**Task goal**
In the rows that begin at the line with "Give me the" and stop after the line with "y-tick-label: 40: [110, 480, 132, 502]", could you change every "data-label-background" to "label-backdrop", keep everything else the same, and leave the pictures out?

** begin Exercise inputs **

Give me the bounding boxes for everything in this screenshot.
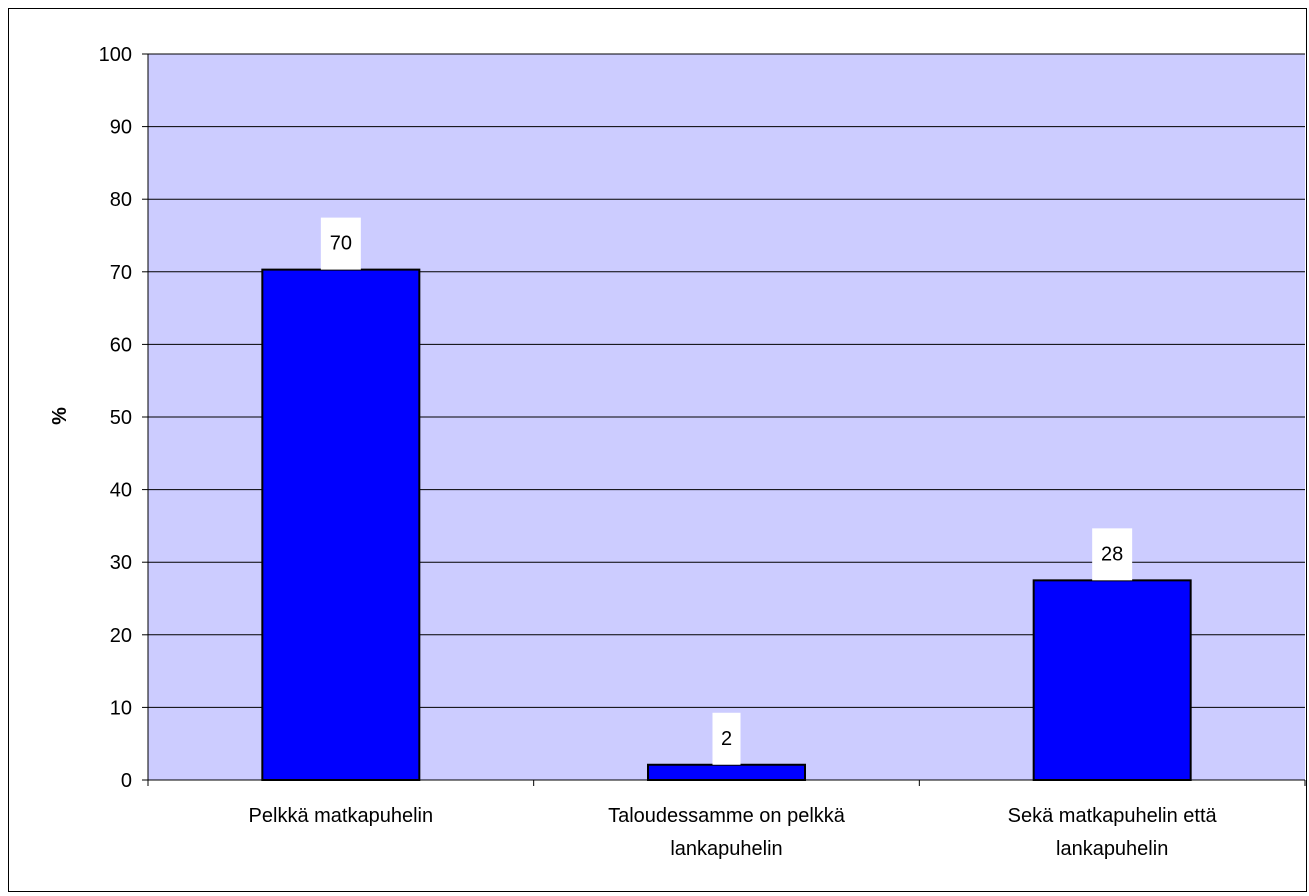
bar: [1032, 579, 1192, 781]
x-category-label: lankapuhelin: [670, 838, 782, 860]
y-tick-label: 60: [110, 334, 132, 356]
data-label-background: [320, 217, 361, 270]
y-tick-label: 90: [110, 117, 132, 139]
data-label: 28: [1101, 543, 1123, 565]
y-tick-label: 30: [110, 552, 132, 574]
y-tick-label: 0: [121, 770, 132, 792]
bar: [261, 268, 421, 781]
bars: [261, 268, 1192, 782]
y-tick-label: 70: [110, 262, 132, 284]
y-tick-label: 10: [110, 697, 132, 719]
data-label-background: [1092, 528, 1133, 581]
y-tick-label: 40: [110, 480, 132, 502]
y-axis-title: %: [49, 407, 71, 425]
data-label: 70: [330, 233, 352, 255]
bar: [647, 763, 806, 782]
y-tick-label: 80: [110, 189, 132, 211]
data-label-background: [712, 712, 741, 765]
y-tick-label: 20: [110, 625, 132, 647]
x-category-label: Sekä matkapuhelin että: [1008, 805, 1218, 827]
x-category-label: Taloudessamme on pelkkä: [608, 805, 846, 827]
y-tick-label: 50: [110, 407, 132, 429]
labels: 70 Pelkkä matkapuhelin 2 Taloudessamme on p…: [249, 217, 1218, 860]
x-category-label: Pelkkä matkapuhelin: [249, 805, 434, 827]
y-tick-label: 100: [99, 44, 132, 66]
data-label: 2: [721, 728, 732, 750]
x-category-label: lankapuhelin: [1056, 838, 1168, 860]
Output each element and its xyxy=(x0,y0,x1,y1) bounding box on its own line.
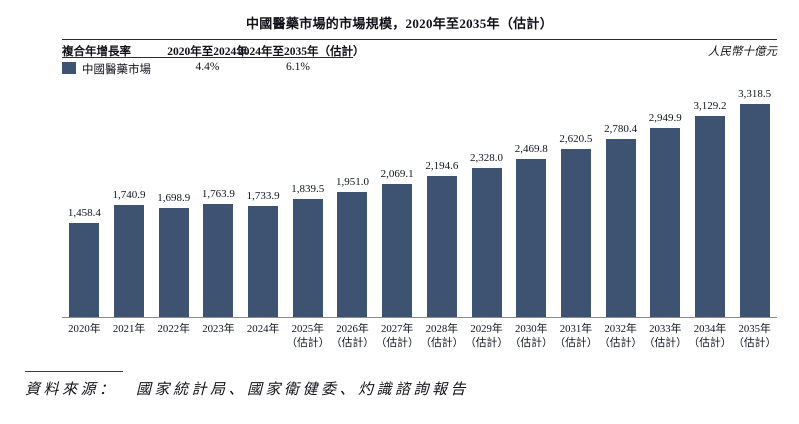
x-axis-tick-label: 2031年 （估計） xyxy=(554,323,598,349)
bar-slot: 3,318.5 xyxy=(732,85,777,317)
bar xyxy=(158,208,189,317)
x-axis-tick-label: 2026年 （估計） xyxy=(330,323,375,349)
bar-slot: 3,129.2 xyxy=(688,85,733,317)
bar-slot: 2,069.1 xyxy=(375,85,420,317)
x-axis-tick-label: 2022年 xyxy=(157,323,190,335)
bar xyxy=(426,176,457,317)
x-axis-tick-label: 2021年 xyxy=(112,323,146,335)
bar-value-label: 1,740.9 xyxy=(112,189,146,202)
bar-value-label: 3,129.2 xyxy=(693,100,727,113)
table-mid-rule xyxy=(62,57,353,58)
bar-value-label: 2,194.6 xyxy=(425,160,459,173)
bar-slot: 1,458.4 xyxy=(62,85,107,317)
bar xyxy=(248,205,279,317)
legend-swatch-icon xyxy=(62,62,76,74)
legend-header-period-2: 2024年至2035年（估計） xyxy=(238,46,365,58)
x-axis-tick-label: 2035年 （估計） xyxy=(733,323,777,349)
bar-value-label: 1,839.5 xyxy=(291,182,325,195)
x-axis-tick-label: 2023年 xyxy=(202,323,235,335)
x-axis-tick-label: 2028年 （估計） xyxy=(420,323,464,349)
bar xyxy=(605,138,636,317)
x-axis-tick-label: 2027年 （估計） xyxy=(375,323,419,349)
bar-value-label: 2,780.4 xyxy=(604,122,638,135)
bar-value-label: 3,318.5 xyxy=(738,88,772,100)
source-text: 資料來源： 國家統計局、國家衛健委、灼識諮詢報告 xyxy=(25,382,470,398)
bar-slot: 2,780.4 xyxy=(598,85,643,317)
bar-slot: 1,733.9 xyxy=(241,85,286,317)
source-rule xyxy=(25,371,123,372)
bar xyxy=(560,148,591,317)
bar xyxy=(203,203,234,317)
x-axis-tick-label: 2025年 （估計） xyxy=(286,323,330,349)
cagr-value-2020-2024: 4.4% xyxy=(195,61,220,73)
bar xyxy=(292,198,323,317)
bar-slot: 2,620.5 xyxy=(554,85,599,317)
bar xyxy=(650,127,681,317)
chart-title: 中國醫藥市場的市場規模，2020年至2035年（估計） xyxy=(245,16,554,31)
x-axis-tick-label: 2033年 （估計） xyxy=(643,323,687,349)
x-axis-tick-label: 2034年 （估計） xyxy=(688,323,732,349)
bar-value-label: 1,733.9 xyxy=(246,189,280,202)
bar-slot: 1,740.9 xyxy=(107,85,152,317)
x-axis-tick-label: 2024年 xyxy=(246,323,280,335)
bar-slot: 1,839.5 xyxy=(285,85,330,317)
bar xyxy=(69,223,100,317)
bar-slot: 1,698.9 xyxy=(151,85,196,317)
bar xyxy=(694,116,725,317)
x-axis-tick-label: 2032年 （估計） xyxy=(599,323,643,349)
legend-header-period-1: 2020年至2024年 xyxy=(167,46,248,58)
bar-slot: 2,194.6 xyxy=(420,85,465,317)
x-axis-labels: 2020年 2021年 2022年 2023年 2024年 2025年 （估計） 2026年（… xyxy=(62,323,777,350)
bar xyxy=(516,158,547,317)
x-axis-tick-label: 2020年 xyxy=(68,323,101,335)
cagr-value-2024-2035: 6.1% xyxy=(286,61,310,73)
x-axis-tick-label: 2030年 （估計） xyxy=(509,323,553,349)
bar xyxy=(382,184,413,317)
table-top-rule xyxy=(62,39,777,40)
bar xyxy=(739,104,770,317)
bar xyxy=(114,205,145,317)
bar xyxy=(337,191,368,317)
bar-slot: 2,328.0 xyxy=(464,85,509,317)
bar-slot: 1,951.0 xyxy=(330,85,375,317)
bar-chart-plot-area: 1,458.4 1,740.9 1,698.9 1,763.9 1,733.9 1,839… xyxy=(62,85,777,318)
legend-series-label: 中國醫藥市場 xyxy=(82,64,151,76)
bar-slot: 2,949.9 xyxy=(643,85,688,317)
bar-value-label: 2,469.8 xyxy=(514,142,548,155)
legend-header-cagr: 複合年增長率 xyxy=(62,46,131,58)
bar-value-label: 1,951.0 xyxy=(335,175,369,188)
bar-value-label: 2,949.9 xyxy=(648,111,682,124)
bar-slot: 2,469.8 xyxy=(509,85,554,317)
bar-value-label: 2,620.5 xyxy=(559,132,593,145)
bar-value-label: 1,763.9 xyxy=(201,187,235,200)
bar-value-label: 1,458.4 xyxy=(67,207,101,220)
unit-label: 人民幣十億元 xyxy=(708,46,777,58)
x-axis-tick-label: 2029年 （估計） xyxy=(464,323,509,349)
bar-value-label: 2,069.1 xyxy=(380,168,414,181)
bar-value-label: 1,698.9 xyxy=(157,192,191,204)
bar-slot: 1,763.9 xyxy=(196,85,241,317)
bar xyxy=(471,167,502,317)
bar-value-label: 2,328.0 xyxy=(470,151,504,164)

** end Exercise inputs **
** begin Exercise inputs **

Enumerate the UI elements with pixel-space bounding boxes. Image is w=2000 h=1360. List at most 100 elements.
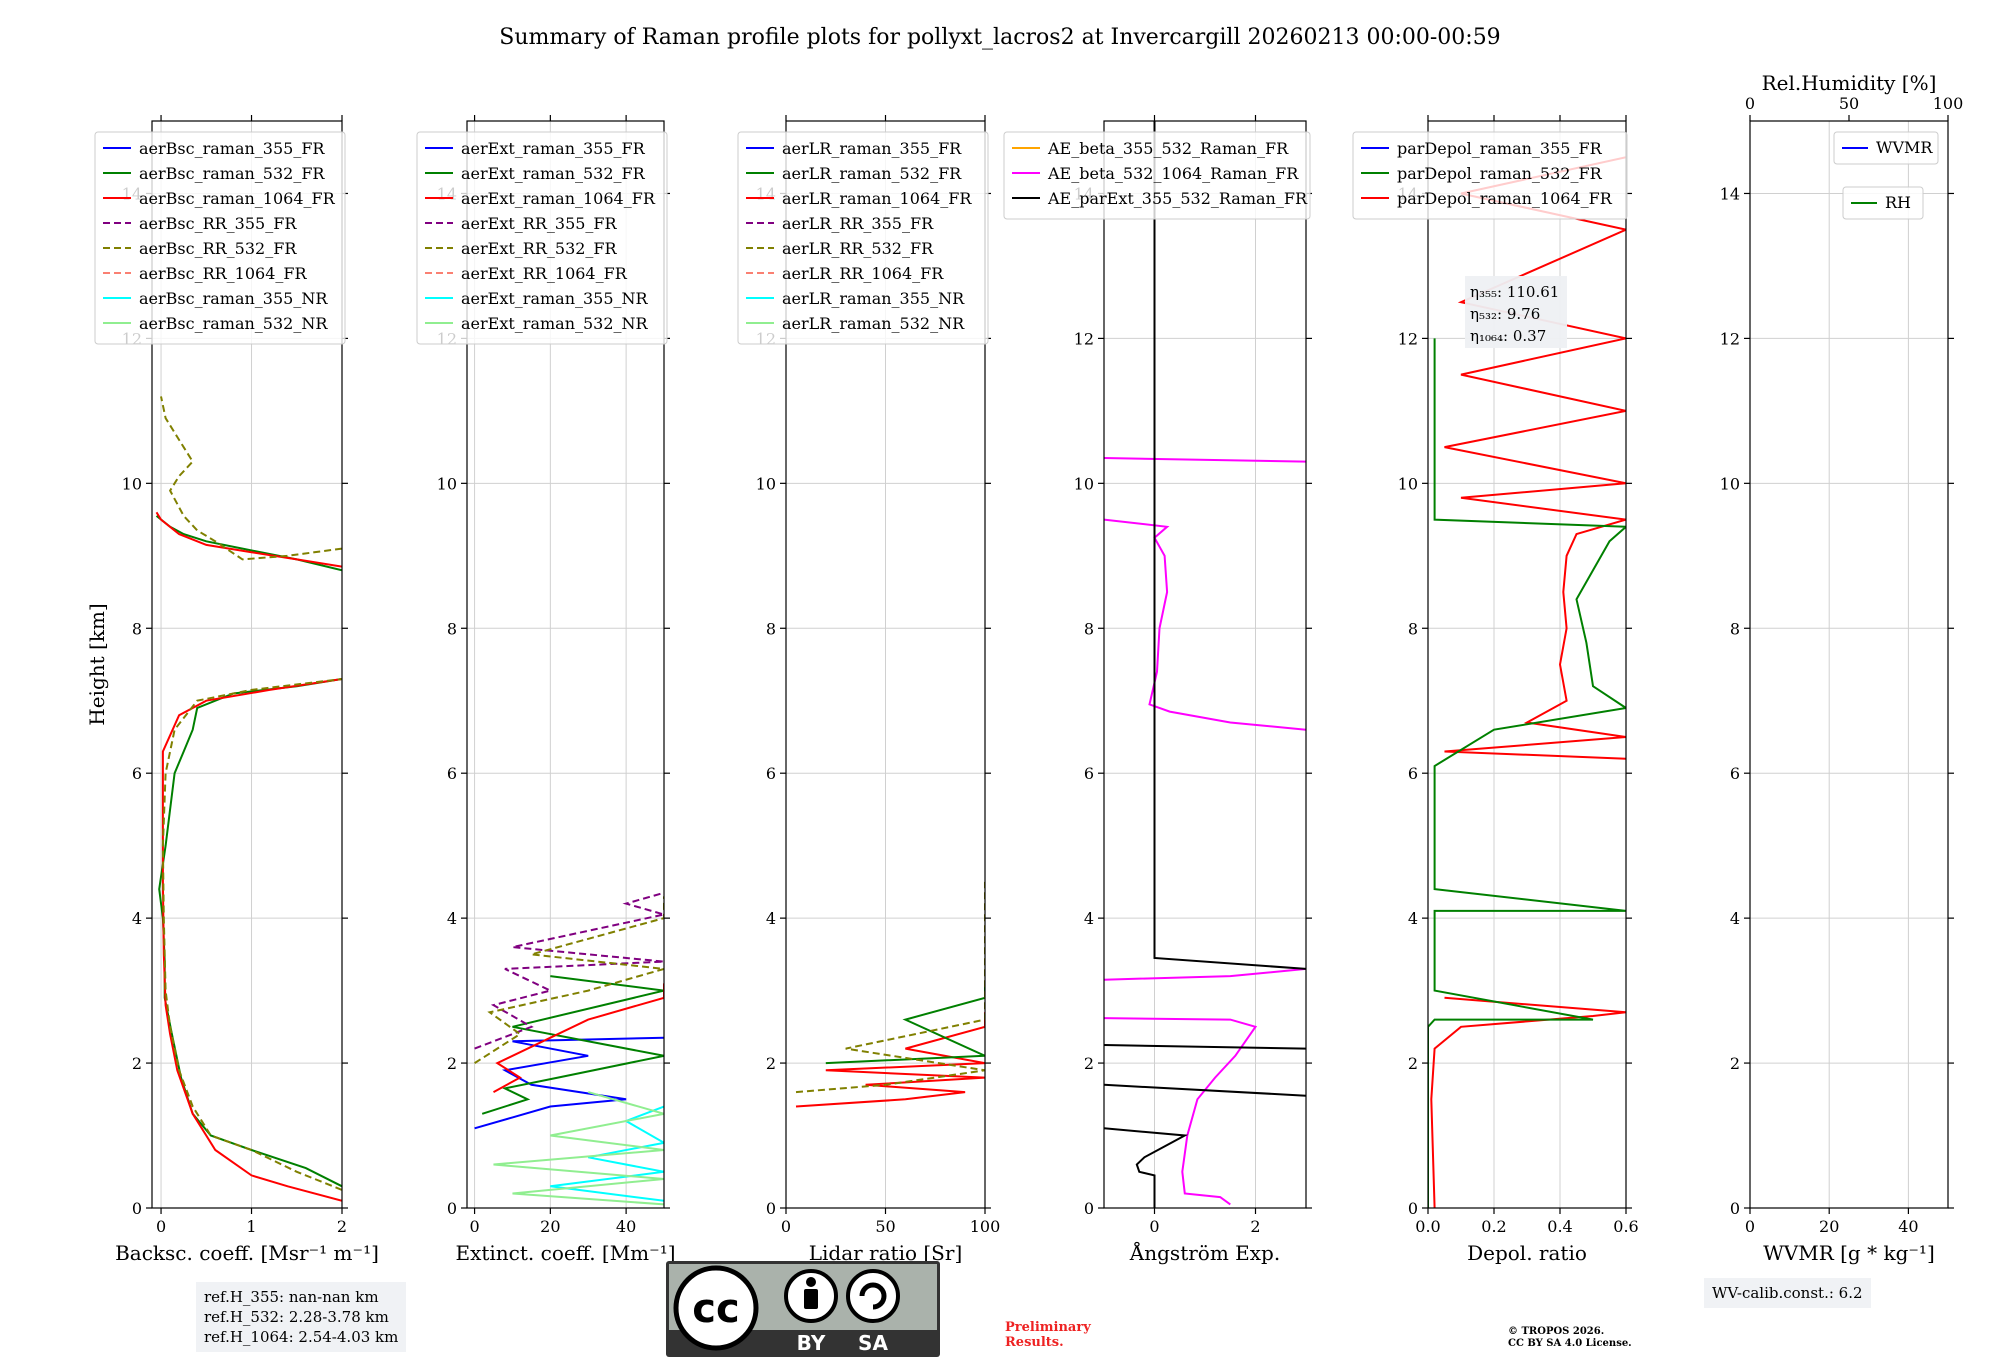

** end Exercise inputs **

**Problem solution**
Give me the bounding boxes for everything in this screenshot.
bar: [1032, 579, 1192, 781]
x-category-label: lankapuhelin: [670, 838, 782, 860]
y-tick-label: 60: [110, 334, 132, 356]
label-backdrop: [320, 217, 361, 270]
y-tick-label: 90: [110, 117, 132, 139]
data-label: 28: [1101, 543, 1123, 565]
y-tick-label: 30: [110, 552, 132, 574]
y-tick-label: 0: [121, 770, 132, 792]
bar: [261, 268, 421, 781]
bars: [261, 268, 1192, 782]
y-tick-label: 70: [110, 262, 132, 284]
y-tick-label: 10: [110, 697, 132, 719]
label-backdrop: [1092, 528, 1133, 581]
y-tick-label: 40: [110, 480, 132, 502]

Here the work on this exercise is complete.